Copy all records verbatim.

══ PROVIDED DATA ══

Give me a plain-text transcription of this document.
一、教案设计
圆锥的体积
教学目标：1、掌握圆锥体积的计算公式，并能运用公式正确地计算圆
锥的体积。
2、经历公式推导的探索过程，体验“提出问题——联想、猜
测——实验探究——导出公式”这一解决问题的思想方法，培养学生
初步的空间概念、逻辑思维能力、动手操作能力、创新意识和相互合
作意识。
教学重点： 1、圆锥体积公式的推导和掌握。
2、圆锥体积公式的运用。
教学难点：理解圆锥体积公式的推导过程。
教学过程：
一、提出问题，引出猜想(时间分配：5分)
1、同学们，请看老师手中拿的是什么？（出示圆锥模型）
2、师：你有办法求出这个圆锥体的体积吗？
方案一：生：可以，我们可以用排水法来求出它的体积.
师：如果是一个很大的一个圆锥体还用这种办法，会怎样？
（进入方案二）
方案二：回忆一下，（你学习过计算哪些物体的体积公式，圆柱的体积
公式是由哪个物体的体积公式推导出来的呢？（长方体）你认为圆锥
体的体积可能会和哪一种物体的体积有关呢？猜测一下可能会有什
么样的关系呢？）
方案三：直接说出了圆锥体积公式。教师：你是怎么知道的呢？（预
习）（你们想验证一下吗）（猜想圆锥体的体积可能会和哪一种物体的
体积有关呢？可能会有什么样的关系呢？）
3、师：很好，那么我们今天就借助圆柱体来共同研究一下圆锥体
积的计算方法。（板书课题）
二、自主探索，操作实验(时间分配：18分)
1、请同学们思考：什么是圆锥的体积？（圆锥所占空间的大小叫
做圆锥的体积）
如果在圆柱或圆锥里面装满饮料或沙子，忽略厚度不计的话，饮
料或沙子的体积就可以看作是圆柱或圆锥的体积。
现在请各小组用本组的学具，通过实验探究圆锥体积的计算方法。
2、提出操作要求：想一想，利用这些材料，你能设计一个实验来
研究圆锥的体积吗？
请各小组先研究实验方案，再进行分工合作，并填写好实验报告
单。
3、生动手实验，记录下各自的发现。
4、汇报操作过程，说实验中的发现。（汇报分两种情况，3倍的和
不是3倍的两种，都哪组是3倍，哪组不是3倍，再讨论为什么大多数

═══

--- EXERCISE SOLUTION ---
Give me a plain-text transcription of this document.
一、教案设计
圆锥的体积
教学目标：1、掌握圆锥体积的计算公式，并能运用公式正确地计算圆
锥的体积。
2、经历公式推导的探索过程，体验“提出问题——联想、猜
测——实验探究——导出公式”这一解决问题的思想方法，培养学生
初步的空间概念、逻辑思维能力、动手操作能力、创新意识和相互合
作意识。
教学重点： 1、圆锥体积公式的推导和掌握。
2、圆锥体积公式的运用。
教学难点：理解圆锥体积公式的推导过程。
教学过程：
一、提出问题，引出猜想(时间分配：5分)
1、同学们，请看老师手中拿的是什么？（出示圆锥模型）
2、师：你有办法求出这个圆锥体的体积吗？
方案一：生：可以，我们可以用排水法来求出它的体积.
师：如果是一个很大的一个圆锥体还用这种办法，会怎样？
（进入方案二）
方案二：回忆一下，（你学习过计算哪些物体的体积公式，圆柱的体积
公式是由哪个物体的体积公式推导出来的呢？（长方体）你认为圆锥
体的体积可能会和哪一种物体的体积有关呢？猜测一下可能会有什
么样的关系呢？）
方案三：直接说出了圆锥体积公式。教师：你是怎么知道的呢？（预
习）（你们想验证一下吗）（猜想圆锥体的体积可能会和哪一种物体的
体积有关呢？可能会有什么样的关系呢？）
3、师：很好，那么我们今天就借助圆柱体来共同研究一下圆锥体
积的计算方法。（板书课题）
二、自主探索，操作实验(时间分配：18分)
1、请同学们思考：什么是圆锥的体积？（圆锥所占空间的大小叫
做圆锥的体积）
如果在圆柱或圆锥里面装满饮料或沙子，忽略厚度不计的话，饮
料或沙子的体积就可以看作是圆柱或圆锥的体积。
现在请各小组用本组的学具，通过实验探究圆锥体积的计算方法。
2、提出操作要求：想一想，利用这些材料，你能设计一个实验来
研究圆锥的体积吗？
请各小组先研究实验方案，再进行分工合作，并填写好实验报告
单。
3、生动手实验，记录下各自的发现。
4、汇报操作过程，说实验中的发现。（汇报分两种情况，3倍的和
不是3倍的两种，都哪组是3倍，哪组不是3倍，再讨论为什么大多数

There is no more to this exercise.